### Goal of the exercise:
Make an exact copy of all the data.

### Records that describe figures:
**********

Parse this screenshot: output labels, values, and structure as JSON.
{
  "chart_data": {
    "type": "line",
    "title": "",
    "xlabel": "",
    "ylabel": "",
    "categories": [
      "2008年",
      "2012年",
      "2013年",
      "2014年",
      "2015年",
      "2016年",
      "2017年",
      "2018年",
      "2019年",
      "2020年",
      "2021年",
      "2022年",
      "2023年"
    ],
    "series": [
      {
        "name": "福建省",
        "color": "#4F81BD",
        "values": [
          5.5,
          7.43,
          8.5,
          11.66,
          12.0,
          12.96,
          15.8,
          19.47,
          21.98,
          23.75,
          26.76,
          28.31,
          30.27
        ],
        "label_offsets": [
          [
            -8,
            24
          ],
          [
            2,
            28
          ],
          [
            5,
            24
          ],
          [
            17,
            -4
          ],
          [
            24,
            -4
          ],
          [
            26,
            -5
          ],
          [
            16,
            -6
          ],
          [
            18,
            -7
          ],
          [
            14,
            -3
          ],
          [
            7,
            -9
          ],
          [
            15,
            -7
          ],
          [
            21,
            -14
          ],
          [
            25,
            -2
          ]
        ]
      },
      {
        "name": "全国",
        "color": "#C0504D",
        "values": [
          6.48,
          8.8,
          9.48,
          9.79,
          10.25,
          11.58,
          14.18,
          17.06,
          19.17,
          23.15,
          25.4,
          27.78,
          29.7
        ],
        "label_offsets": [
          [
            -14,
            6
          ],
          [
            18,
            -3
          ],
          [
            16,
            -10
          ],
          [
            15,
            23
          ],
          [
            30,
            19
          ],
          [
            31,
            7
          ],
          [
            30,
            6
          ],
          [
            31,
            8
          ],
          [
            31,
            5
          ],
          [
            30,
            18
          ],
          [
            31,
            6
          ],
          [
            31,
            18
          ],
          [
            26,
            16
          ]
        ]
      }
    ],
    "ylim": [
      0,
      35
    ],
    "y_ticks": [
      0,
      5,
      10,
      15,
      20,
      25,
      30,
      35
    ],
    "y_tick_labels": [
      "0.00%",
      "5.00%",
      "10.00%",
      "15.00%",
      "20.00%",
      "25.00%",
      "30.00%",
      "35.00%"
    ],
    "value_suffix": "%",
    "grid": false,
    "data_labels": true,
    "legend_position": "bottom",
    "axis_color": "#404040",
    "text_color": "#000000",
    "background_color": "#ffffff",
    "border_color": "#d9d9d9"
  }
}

**********

### Exercise solution:
Parse this screenshot: output labels, values, and structure as JSON.
{
  "chart_data": {
    "type": "line",
    "title": "",
    "xlabel": "",
    "ylabel": "",
    "categories": [
      "2008年",
      "2012年",
      "2013年",
      "2014年",
      "2015年",
      "2016年",
      "2017年",
      "2018年",
      "2019年",
      "2020年",
      "2021年",
      "2022年",
      "2023年"
    ],
    "series": [
      {
        "name": "福建省",
        "color": "#4F81BD",
        "values": [
          5.5,
          7.43,
          8.5,
          11.66,
          12.0,
          12.96,
          15.8,
          19.47,
          21.98,
          23.75,
          26.76,
          28.31,
          30.27
        ],
        "label_offsets": [
          [
            -8,
            24
          ],
          [
            2,
            28
          ],
          [
            5,
            24
          ],
          [
            17,
            -4
          ],
          [
            24,
            -4
          ],
          [
            26,
            -5
          ],
          [
            16,
            -6
          ],
          [
            18,
            -7
          ],
          [
            14,
            -3
          ],
          [
            7,
            -9
          ],
          [
            15,
            -7
          ],
          [
            21,
            -14
          ],
          [
            25,
            -2
          ]
        ]
      },
      {
        "name": "全国",
        "color": "#C0504D",
        "values": [
          6.48,
          8.8,
          9.48,
          9.79,
          10.25,
          11.58,
          14.18,
          17.06,
          19.17,
          23.15,
          25.4,
          27.78,
          29.7
        ],
        "label_offsets": [
          [
            -14,
            6
          ],
          [
            18,
            -3
          ],
          [
            16,
            -10
          ],
          [
            15,
            23
          ],
          [
            30,
            19
          ],
          [
            31,
            7
          ],
          [
            30,
            6
          ],
          [
            31,
            8
          ],
          [
            31,
            5
          ],
          [
            30,
            18
          ],
          [
            31,
            6
          ],
          [
            31,
            18
          ],
          [
            26,
            16
          ]
        ]
      }
    ],
    "ylim": [
      0,
      35
    ],
    "y_ticks": [
      0,
      5,
      10,
      15,
      20,
      25,
      30,
      35
    ],
    "y_tick_labels": [
      "0.00%",
      "5.00%",
      "10.00%",
      "15.00%",
      "20.00%",
      "25.00%",
      "30.00%",
      "35.00%"
    ],
    "value_suffix": "%",
    "grid": false,
    "data_labels": true,
    "legend_position": "bottom",
    "axis_color": "#404040",
    "text_color": "#000000",
    "background_color": "#ffffff",
    "border_color": "#d9d9d9"
  }
}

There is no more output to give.